Extracted data entries
<<<<
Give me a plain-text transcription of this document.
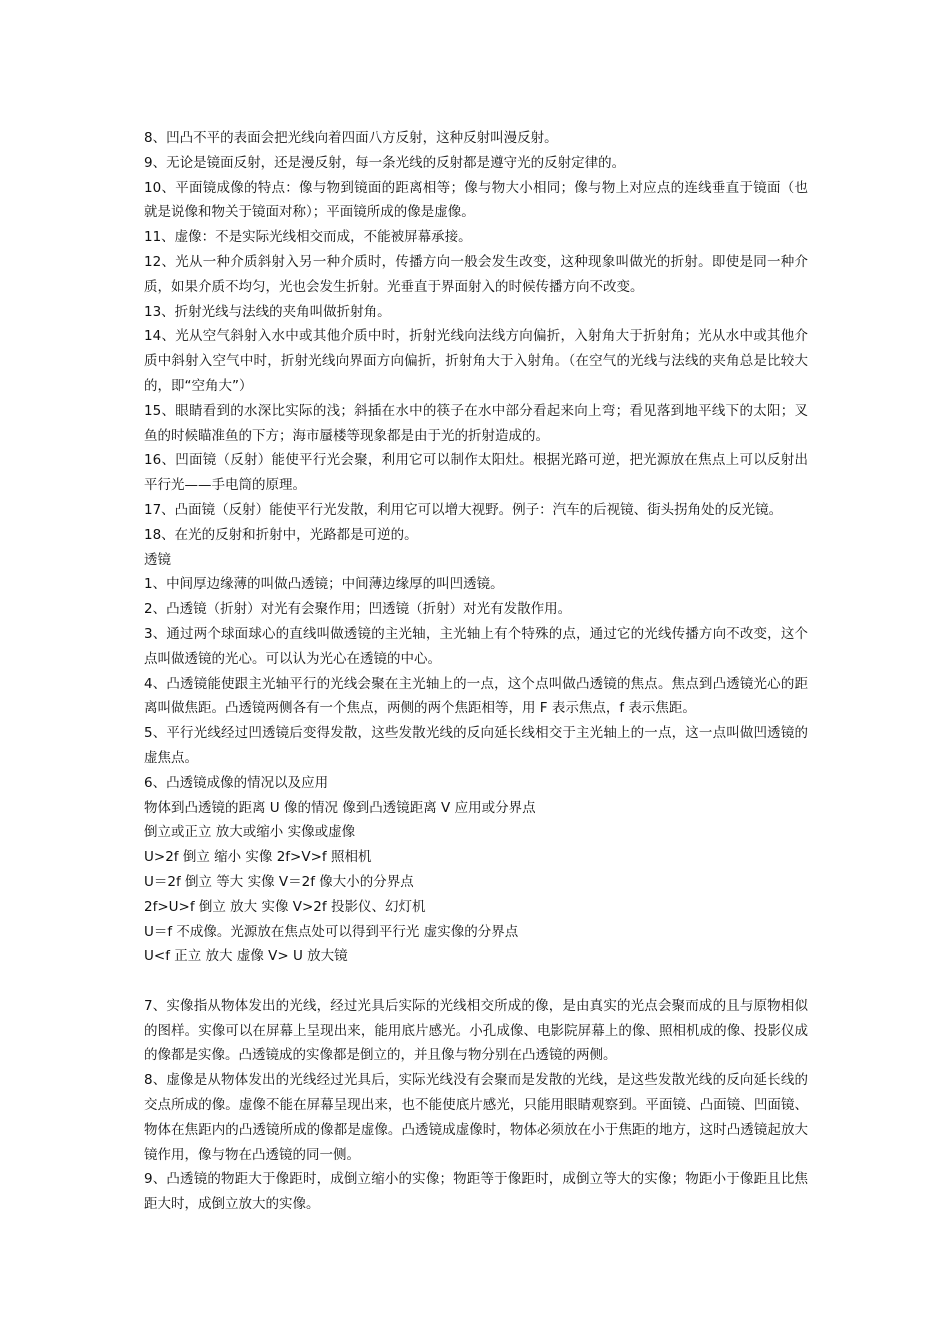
8、凹凸不平的表面会把光线向着四面八方反射，这种反射叫漫反射。

9、无论是镜面反射，还是漫反射，每一条光线的反射都是遵守光的反射定律的。

10、平面镜成像的特点：像与物到镜面的距离相等；像与物大小相同；像与物上对应点的连线垂直于镜面（也就是说像和物关于镜面对称）；平面镜所成的像是虚像。

11、虚像：不是实际光线相交而成，不能被屏幕承接。

12、光从一种介质斜射入另一种介质时，传播方向一般会发生改变，这种现象叫做光的折射。即使是同一种介质，如果介质不均匀，光也会发生折射。光垂直于界面射入的时候传播方向不改变。

13、折射光线与法线的夹角叫做折射角。

14、光从空气斜射入水中或其他介质中时，折射光线向法线方向偏折，入射角大于折射角；光从水中或其他介质中斜射入空气中时，折射光线向界面方向偏折，折射角大于入射角。（在空气的光线与法线的夹角总是比较大的，即“空角大”）

15、眼睛看到的水深比实际的浅；斜插在水中的筷子在水中部分看起来向上弯；看见落到地平线下的太阳；叉鱼的时候瞄准鱼的下方；海市蜃楼等现象都是由于光的折射造成的。

16、凹面镜（反射）能使平行光会聚，利用它可以制作太阳灶。根据光路可逆，把光源放在焦点上可以反射出平行光——手电筒的原理。

17、凸面镜（反射）能使平行光发散，利用它可以增大视野。例子：汽车的后视镜、街头拐角处的反光镜。

18、在光的反射和折射中，光路都是可逆的。

透镜

1、中间厚边缘薄的叫做凸透镜；中间薄边缘厚的叫凹透镜。

2、凸透镜（折射）对光有会聚作用；凹透镜（折射）对光有发散作用。

3、通过两个球面球心的直线叫做透镜的主光轴，主光轴上有个特殊的点，通过它的光线传播方向不改变，这个点叫做透镜的光心。可以认为光心在透镜的中心。

4、凸透镜能使跟主光轴平行的光线会聚在主光轴上的一点，这个点叫做凸透镜的焦点。焦点到凸透镜光心的距离叫做焦距。凸透镜两侧各有一个焦点，两侧的两个焦距相等，用 F 表示焦点，f 表示焦距。

5、平行光线经过凹透镜后变得发散，这些发散光线的反向延长线相交于主光轴上的一点，这一点叫做凹透镜的虚焦点。

6、凸透镜成像的情况以及应用

物体到凸透镜的距离 U 像的情况 像到凸透镜距离 V 应用或分界点

倒立或正立 放大或缩小 实像或虚像

U>2f 倒立 缩小 实像 2f>V>f 照相机

U＝2f 倒立 等大 实像 V＝2f 像大小的分界点

2f>U>f 倒立 放大 实像 V>2f 投影仪、幻灯机

U＝f 不成像。光源放在焦点处可以得到平行光 虚实像的分界点

U<f 正立 放大 虚像 V> U 放大镜

7、实像指从物体发出的光线，经过光具后实际的光线相交所成的像，是由真实的光点会聚而成的且与原物相似的图样。实像可以在屏幕上呈现出来，能用底片感光。小孔成像、电影院屏幕上的像、照相机成的像、投影仪成的像都是实像。凸透镜成的实像都是倒立的，并且像与物分别在凸透镜的两侧。

8、虚像是从物体发出的光线经过光具后，实际光线没有会聚而是发散的光线，是这些发散光线的反向延长线的交点所成的像。虚像不能在屏幕呈现出来，也不能使底片感光，只能用眼睛观察到。平面镜、凸面镜、凹面镜、物体在焦距内的凸透镜所成的像都是虚像。凸透镜成虚像时，物体必须放在小于焦距的地方，这时凸透镜起放大镜作用，像与物在凸透镜的同一侧。

9、凸透镜的物距大于像距时，成倒立缩小的实像；物距等于像距时，成倒立等大的实像；物距小于像距且比焦距大时，成倒立放大的实像。
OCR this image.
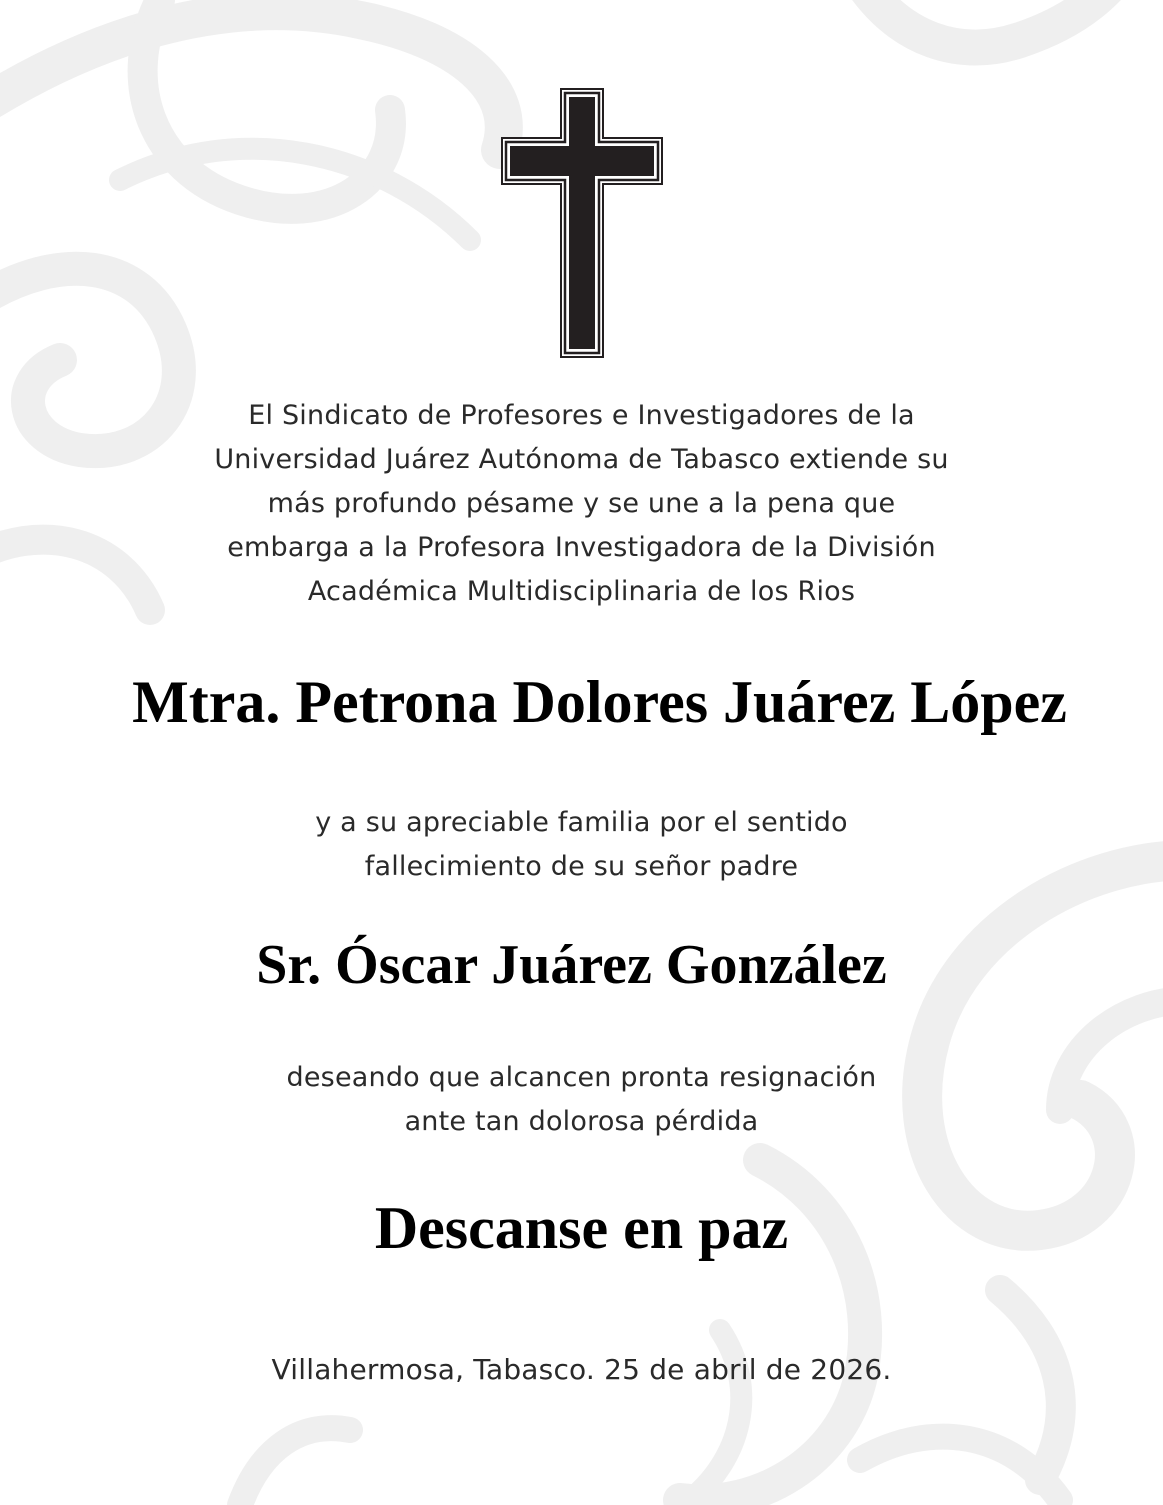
El Sindicato de Profesores e Investigadores de la
Universidad Juárez Autónoma de Tabasco extiende su
más profundo pésame y se une a la pena que
embarga a la Profesora Investigadora de la División
Académica Multidisciplinaria de los Rios
Mtra. Petrona Dolores Juárez López
y a su apreciable familia por el sentido
fallecimiento de su señor padre
Sr. Óscar Juárez González
deseando que alcancen pronta resignación
ante tan dolorosa pérdida
Descanse en paz
Villahermosa, Tabasco. 25 de abril de 2026.
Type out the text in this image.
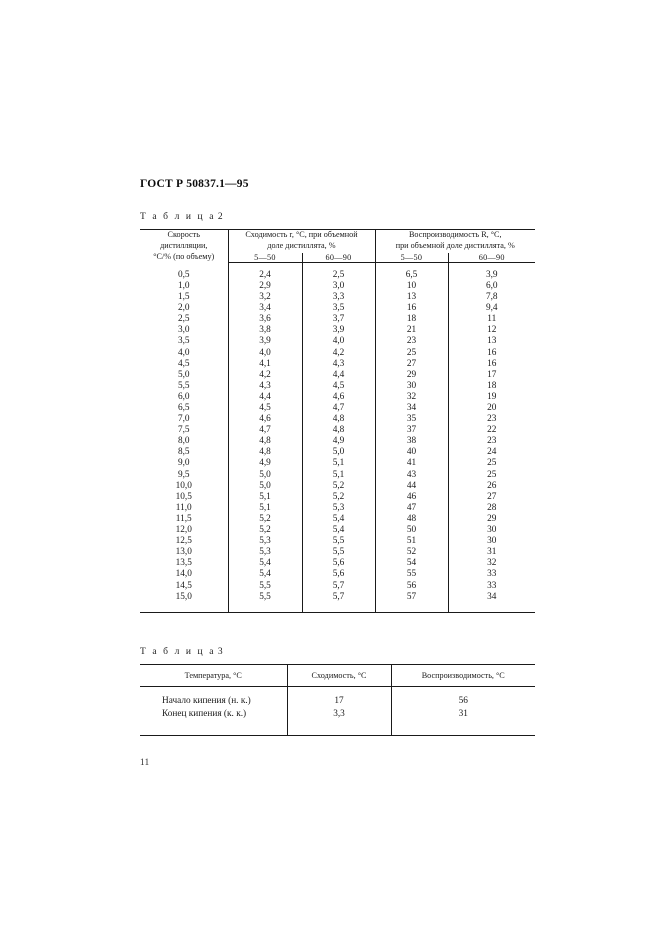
ГОСТ Р 50837.1—95
Т а б л и ц а 2
Скорость
дистилляции,
°С/% (по объему)	Сходимость r, °С, при объемной
доле дистиллята, %		Воспроизводимость R, °С,
при объемной доле дистиллята, %	
	5—50	60—90	5—50	60—90

0,5	2,4	2,5	6,5	3,9
1,0	2,9	3,0	10	6,0
1,5	3,2	3,3	13	7,8
2,0	3,4	3,5	16	9,4
2,5	3,6	3,7	18	11
3,0	3,8	3,9	21	12
3,5	3,9	4,0	23	13
4,0	4,0	4,2	25	16
4,5	4,1	4,3	27	16
5,0	4,2	4,4	29	17
5,5	4,3	4,5	30	18
6,0	4,4	4,6	32	19
6,5	4,5	4,7	34	20
7,0	4,6	4,8	35	23
7,5	4,7	4,8	37	22
8,0	4,8	4,9	38	23
8,5	4,8	5,0	40	24
9,0	4,9	5,1	41	25
9,5	5,0	5,1	43	25
10,0	5,0	5,2	44	26
10,5	5,1	5,2	46	27
11,0	5,1	5,3	47	28
11,5	5,2	5,4	48	29
12,0	5,2	5,4	50	30
12,5	5,3	5,5	51	30
13,0	5,3	5,5	52	31
13,5	5,4	5,6	54	32
14,0	5,4	5,6	55	33
14,5	5,5	5,7	56	33
15,0	5,5	5,7	57	34

Т а б л и ц а 3
Температура, °С	Сходимость, °С	Воспроизводимость, °С

Начало кипения (н. к.)	17	56
Конец кипения (к. к.)	3,3	31

11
>>>>
- [Given instruction] Copy every line of the entries above in which "Juárez" occurs.

- [Correct output]
Universidad Juárez Autónoma de Tabasco extiende su
Mtra. Petrona Dolores Juárez López
Sr. Óscar Juárez González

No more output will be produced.